#### WRITTEN PROBLEM
Would you return the complete listing below word for word?

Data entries

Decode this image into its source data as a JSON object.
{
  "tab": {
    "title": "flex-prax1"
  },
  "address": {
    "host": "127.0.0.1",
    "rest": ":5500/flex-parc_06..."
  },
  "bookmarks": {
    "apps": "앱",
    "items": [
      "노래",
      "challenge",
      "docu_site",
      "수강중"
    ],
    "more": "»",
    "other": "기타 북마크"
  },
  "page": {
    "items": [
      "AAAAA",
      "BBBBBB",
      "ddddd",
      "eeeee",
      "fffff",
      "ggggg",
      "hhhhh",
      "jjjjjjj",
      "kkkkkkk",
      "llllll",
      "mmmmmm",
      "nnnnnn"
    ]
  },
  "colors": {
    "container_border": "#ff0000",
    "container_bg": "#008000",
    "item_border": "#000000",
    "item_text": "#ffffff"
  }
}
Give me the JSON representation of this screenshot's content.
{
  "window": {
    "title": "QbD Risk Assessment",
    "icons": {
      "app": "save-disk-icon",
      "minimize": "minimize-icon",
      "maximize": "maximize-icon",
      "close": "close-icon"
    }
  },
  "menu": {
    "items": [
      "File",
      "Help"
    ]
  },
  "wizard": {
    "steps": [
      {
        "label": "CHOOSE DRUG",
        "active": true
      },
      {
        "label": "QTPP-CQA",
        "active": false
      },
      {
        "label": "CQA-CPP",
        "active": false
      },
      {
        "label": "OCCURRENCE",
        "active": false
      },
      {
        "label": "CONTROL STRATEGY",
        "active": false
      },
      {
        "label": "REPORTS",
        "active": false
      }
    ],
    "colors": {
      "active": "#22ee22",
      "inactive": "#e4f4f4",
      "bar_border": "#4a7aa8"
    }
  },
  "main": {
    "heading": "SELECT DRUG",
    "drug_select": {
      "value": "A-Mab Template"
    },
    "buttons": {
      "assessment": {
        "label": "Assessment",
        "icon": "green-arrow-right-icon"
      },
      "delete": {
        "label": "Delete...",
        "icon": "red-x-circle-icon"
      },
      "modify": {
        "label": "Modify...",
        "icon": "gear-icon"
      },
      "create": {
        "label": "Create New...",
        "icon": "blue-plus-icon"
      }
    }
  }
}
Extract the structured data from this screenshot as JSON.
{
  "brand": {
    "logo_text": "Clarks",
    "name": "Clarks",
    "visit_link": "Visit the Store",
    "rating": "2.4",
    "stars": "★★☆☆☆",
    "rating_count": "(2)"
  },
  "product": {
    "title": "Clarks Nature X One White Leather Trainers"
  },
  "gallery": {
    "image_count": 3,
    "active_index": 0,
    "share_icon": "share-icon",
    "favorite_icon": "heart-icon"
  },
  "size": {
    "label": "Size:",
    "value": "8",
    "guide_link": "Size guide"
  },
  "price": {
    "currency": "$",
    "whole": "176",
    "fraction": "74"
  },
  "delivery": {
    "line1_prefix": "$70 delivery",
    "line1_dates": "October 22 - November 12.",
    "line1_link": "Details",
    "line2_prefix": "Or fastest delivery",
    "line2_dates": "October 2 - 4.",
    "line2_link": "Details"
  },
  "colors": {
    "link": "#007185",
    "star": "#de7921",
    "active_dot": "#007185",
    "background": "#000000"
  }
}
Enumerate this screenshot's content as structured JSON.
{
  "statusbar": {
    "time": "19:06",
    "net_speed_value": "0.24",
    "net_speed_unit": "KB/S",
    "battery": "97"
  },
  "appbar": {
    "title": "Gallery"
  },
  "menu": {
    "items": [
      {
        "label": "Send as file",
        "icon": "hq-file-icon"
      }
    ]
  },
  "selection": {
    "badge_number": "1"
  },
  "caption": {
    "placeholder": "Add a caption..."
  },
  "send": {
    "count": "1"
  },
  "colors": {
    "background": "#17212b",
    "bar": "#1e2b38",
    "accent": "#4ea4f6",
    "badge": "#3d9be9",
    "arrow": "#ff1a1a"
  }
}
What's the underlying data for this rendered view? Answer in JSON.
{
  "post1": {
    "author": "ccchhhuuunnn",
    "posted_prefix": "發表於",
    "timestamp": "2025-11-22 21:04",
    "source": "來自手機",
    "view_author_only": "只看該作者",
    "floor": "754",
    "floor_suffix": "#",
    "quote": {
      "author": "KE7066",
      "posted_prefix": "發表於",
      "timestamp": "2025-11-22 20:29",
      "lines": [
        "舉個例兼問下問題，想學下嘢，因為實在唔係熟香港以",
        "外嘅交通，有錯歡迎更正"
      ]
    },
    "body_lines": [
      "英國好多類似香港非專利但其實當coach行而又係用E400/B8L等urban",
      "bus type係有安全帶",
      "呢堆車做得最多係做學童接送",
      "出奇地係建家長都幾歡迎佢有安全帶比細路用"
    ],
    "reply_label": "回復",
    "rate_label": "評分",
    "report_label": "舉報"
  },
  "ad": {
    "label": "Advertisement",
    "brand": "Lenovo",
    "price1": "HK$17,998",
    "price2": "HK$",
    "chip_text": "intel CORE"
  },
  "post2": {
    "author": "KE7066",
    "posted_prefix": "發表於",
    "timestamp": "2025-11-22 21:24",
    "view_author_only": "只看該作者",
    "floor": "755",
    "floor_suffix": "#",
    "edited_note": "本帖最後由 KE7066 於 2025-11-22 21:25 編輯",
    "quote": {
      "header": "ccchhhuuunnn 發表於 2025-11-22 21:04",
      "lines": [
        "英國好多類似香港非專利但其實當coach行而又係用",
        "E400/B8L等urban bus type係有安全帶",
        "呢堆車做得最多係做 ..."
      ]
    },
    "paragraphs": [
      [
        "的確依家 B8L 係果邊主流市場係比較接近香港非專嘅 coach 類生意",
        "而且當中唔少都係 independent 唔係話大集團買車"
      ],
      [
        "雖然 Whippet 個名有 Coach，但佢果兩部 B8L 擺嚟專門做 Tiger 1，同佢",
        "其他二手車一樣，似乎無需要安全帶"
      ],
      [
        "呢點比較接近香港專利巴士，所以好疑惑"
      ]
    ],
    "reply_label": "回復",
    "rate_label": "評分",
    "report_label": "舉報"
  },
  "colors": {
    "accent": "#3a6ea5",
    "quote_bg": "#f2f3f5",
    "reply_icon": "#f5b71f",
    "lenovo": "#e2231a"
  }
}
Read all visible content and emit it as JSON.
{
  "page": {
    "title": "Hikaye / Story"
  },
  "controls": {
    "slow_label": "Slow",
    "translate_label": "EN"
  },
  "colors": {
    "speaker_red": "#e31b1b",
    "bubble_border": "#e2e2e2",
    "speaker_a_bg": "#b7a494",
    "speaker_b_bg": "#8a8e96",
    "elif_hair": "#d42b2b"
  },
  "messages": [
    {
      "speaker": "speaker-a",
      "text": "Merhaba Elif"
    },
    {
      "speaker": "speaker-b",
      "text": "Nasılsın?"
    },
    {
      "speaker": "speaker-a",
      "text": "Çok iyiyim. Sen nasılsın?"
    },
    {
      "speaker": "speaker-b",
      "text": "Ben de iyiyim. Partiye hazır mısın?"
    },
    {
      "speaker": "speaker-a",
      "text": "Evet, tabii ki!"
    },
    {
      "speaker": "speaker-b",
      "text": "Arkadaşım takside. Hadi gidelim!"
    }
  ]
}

#### ANSWER TO THE PROBLEM
Decode this image into its source data as a JSON object.
{
  "tab": {
    "title": "flex-prax1"
  },
  "address": {
    "host": "127.0.0.1",
    "rest": ":5500/flex-parc_06..."
  },
  "bookmarks": {
    "apps": "앱",
    "items": [
      "노래",
      "challenge",
      "docu_site",
      "수강중"
    ],
    "more": "»",
    "other": "기타 북마크"
  },
  "page": {
    "items": [
      "AAAAA",
      "BBBBBB",
      "ddddd",
      "eeeee",
      "fffff",
      "ggggg",
      "hhhhh",
      "jjjjjjj",
      "kkkkkkk",
      "llllll",
      "mmmmmm",
      "nnnnnn"
    ]
  },
  "colors": {
    "container_border": "#ff0000",
    "container_bg": "#008000",
    "item_border": "#000000",
    "item_text": "#ffffff"
  }
}
Give me the JSON representation of this screenshot's content.
{
  "window": {
    "title": "QbD Risk Assessment",
    "icons": {
      "app": "save-disk-icon",
      "minimize": "minimize-icon",
      "maximize": "maximize-icon",
      "close": "close-icon"
    }
  },
  "menu": {
    "items": [
      "File",
      "Help"
    ]
  },
  "wizard": {
    "steps": [
      {
        "label": "CHOOSE DRUG",
        "active": true
      },
      {
        "label": "QTPP-CQA",
        "active": false
      },
      {
        "label": "CQA-CPP",
        "active": false
      },
      {
        "label": "OCCURRENCE",
        "active": false
      },
      {
        "label": "CONTROL STRATEGY",
        "active": false
      },
      {
        "label": "REPORTS",
        "active": false
      }
    ],
    "colors": {
      "active": "#22ee22",
      "inactive": "#e4f4f4",
      "bar_border": "#4a7aa8"
    }
  },
  "main": {
    "heading": "SELECT DRUG",
    "drug_select": {
      "value": "A-Mab Template"
    },
    "buttons": {
      "assessment": {
        "label": "Assessment",
        "icon": "green-arrow-right-icon"
      },
      "delete": {
        "label": "Delete...",
        "icon": "red-x-circle-icon"
      },
      "modify": {
        "label": "Modify...",
        "icon": "gear-icon"
      },
      "create": {
        "label": "Create New...",
        "icon": "blue-plus-icon"
      }
    }
  }
}
Extract the structured data from this screenshot as JSON.
{
  "brand": {
    "logo_text": "Clarks",
    "name": "Clarks",
    "visit_link": "Visit the Store",
    "rating": "2.4",
    "stars": "★★☆☆☆",
    "rating_count": "(2)"
  },
  "product": {
    "title": "Clarks Nature X One White Leather Trainers"
  },
  "gallery": {
    "image_count": 3,
    "active_index": 0,
    "share_icon": "share-icon",
    "favorite_icon": "heart-icon"
  },
  "size": {
    "label": "Size:",
    "value": "8",
    "guide_link": "Size guide"
  },
  "price": {
    "currency": "$",
    "whole": "176",
    "fraction": "74"
  },
  "delivery": {
    "line1_prefix": "$70 delivery",
    "line1_dates": "October 22 - November 12.",
    "line1_link": "Details",
    "line2_prefix": "Or fastest delivery",
    "line2_dates": "October 2 - 4.",
    "line2_link": "Details"
  },
  "colors": {
    "link": "#007185",
    "star": "#de7921",
    "active_dot": "#007185",
    "background": "#000000"
  }
}
Enumerate this screenshot's content as structured JSON.
{
  "statusbar": {
    "time": "19:06",
    "net_speed_value": "0.24",
    "net_speed_unit": "KB/S",
    "battery": "97"
  },
  "appbar": {
    "title": "Gallery"
  },
  "menu": {
    "items": [
      {
        "label": "Send as file",
        "icon": "hq-file-icon"
      }
    ]
  },
  "selection": {
    "badge_number": "1"
  },
  "caption": {
    "placeholder": "Add a caption..."
  },
  "send": {
    "count": "1"
  },
  "colors": {
    "background": "#17212b",
    "bar": "#1e2b38",
    "accent": "#4ea4f6",
    "badge": "#3d9be9",
    "arrow": "#ff1a1a"
  }
}
What's the underlying data for this rendered view? Answer in JSON.
{
  "post1": {
    "author": "ccchhhuuunnn",
    "posted_prefix": "發表於",
    "timestamp": "2025-11-22 21:04",
    "source": "來自手機",
    "view_author_only": "只看該作者",
    "floor": "754",
    "floor_suffix": "#",
    "quote": {
      "author": "KE7066",
      "posted_prefix": "發表於",
      "timestamp": "2025-11-22 20:29",
      "lines": [
        "舉個例兼問下問題，想學下嘢，因為實在唔係熟香港以",
        "外嘅交通，有錯歡迎更正"
      ]
    },
    "body_lines": [
      "英國好多類似香港非專利但其實當coach行而又係用E400/B8L等urban",
      "bus type係有安全帶",
      "呢堆車做得最多係做學童接送",
      "出奇地係建家長都幾歡迎佢有安全帶比細路用"
    ],
    "reply_label": "回復",
    "rate_label": "評分",
    "report_label": "舉報"
  },
  "ad": {
    "label": "Advertisement",
    "brand": "Lenovo",
    "price1": "HK$17,998",
    "price2": "HK$",
    "chip_text": "intel CORE"
  },
  "post2": {
    "author": "KE7066",
    "posted_prefix": "發表於",
    "timestamp": "2025-11-22 21:24",
    "view_author_only": "只看該作者",
    "floor": "755",
    "floor_suffix": "#",
    "edited_note": "本帖最後由 KE7066 於 2025-11-22 21:25 編輯",
    "quote": {
      "header": "ccchhhuuunnn 發表於 2025-11-22 21:04",
      "lines": [
        "英國好多類似香港非專利但其實當coach行而又係用",
        "E400/B8L等urban bus type係有安全帶",
        "呢堆車做得最多係做 ..."
      ]
    },
    "paragraphs": [
      [
        "的確依家 B8L 係果邊主流市場係比較接近香港非專嘅 coach 類生意",
        "而且當中唔少都係 independent 唔係話大集團買車"
      ],
      [
        "雖然 Whippet 個名有 Coach，但佢果兩部 B8L 擺嚟專門做 Tiger 1，同佢",
        "其他二手車一樣，似乎無需要安全帶"
      ],
      [
        "呢點比較接近香港專利巴士，所以好疑惑"
      ]
    ],
    "reply_label": "回復",
    "rate_label": "評分",
    "report_label": "舉報"
  },
  "colors": {
    "accent": "#3a6ea5",
    "quote_bg": "#f2f3f5",
    "reply_icon": "#f5b71f",
    "lenovo": "#e2231a"
  }
}
Read all visible content and emit it as JSON.
{
  "page": {
    "title": "Hikaye / Story"
  },
  "controls": {
    "slow_label": "Slow",
    "translate_label": "EN"
  },
  "colors": {
    "speaker_red": "#e31b1b",
    "bubble_border": "#e2e2e2",
    "speaker_a_bg": "#b7a494",
    "speaker_b_bg": "#8a8e96",
    "elif_hair": "#d42b2b"
  },
  "messages": [
    {
      "speaker": "speaker-a",
      "text": "Merhaba Elif"
    },
    {
      "speaker": "speaker-b",
      "text": "Nasılsın?"
    },
    {
      "speaker": "speaker-a",
      "text": "Çok iyiyim. Sen nasılsın?"
    },
    {
      "speaker": "speaker-b",
      "text": "Ben de iyiyim. Partiye hazır mısın?"
    },
    {
      "speaker": "speaker-a",
      "text": "Evet, tabii ki!"
    },
    {
      "speaker": "speaker-b",
      "text": "Arkadaşım takside. Hadi gidelim!"
    }
  ]
}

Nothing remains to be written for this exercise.